#### [YOUR GOAL]
Each entry below should be reproduced character for character.

#### [EXTRACTED RECORDS]

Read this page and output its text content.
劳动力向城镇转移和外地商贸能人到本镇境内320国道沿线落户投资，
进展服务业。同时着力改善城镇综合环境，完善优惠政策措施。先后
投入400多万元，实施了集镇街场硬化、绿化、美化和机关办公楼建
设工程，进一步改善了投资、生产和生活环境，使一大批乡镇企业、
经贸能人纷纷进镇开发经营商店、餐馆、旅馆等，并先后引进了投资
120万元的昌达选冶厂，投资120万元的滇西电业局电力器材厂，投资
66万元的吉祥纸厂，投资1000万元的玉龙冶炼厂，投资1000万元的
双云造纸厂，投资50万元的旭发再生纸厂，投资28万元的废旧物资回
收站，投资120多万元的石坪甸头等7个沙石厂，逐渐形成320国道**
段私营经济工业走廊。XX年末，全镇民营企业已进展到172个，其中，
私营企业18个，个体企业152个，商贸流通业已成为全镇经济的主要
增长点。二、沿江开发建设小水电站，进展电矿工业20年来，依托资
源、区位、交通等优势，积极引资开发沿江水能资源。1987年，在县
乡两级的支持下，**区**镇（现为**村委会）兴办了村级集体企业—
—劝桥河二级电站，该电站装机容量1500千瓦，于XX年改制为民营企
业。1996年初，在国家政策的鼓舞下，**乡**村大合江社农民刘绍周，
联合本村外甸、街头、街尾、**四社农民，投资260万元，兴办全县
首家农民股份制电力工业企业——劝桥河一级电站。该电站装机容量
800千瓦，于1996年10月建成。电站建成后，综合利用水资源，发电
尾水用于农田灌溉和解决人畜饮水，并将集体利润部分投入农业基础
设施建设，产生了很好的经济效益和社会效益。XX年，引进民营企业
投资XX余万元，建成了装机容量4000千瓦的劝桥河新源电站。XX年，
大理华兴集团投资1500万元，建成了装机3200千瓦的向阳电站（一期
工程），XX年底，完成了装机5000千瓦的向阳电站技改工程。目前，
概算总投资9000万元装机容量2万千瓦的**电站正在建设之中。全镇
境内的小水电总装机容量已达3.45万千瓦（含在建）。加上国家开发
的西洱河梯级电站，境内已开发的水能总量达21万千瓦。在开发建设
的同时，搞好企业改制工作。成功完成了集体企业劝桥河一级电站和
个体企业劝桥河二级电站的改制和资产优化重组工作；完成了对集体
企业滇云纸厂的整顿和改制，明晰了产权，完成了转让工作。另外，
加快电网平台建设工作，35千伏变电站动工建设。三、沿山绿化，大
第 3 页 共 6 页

#### [FINISHED EXERCISE]
Read this page and output its text content.
劳动力向城镇转移和外地商贸能人到本镇境内320国道沿线落户投资，
进展服务业。同时着力改善城镇综合环境，完善优惠政策措施。先后
投入400多万元，实施了集镇街场硬化、绿化、美化和机关办公楼建
设工程，进一步改善了投资、生产和生活环境，使一大批乡镇企业、
经贸能人纷纷进镇开发经营商店、餐馆、旅馆等，并先后引进了投资
120万元的昌达选冶厂，投资120万元的滇西电业局电力器材厂，投资
66万元的吉祥纸厂，投资1000万元的玉龙冶炼厂，投资1000万元的
双云造纸厂，投资50万元的旭发再生纸厂，投资28万元的废旧物资回
收站，投资120多万元的石坪甸头等7个沙石厂，逐渐形成320国道**
段私营经济工业走廊。XX年末，全镇民营企业已进展到172个，其中，
私营企业18个，个体企业152个，商贸流通业已成为全镇经济的主要
增长点。二、沿江开发建设小水电站，进展电矿工业20年来，依托资
源、区位、交通等优势，积极引资开发沿江水能资源。1987年，在县
乡两级的支持下，**区**镇（现为**村委会）兴办了村级集体企业—
—劝桥河二级电站，该电站装机容量1500千瓦，于XX年改制为民营企
业。1996年初，在国家政策的鼓舞下，**乡**村大合江社农民刘绍周，
联合本村外甸、街头、街尾、**四社农民，投资260万元，兴办全县
首家农民股份制电力工业企业——劝桥河一级电站。该电站装机容量
800千瓦，于1996年10月建成。电站建成后，综合利用水资源，发电
尾水用于农田灌溉和解决人畜饮水，并将集体利润部分投入农业基础
设施建设，产生了很好的经济效益和社会效益。XX年，引进民营企业
投资XX余万元，建成了装机容量4000千瓦的劝桥河新源电站。XX年，
大理华兴集团投资1500万元，建成了装机3200千瓦的向阳电站（一期
工程），XX年底，完成了装机5000千瓦的向阳电站技改工程。目前，
概算总投资9000万元装机容量2万千瓦的**电站正在建设之中。全镇
境内的小水电总装机容量已达3.45万千瓦（含在建）。加上国家开发
的西洱河梯级电站，境内已开发的水能总量达21万千瓦。在开发建设
的同时，搞好企业改制工作。成功完成了集体企业劝桥河一级电站和
个体企业劝桥河二级电站的改制和资产优化重组工作；完成了对集体
企业滇云纸厂的整顿和改制，明晰了产权，完成了转让工作。另外，
加快电网平台建设工作，35千伏变电站动工建设。三、沿山绿化，大
第 3 页 共 6 页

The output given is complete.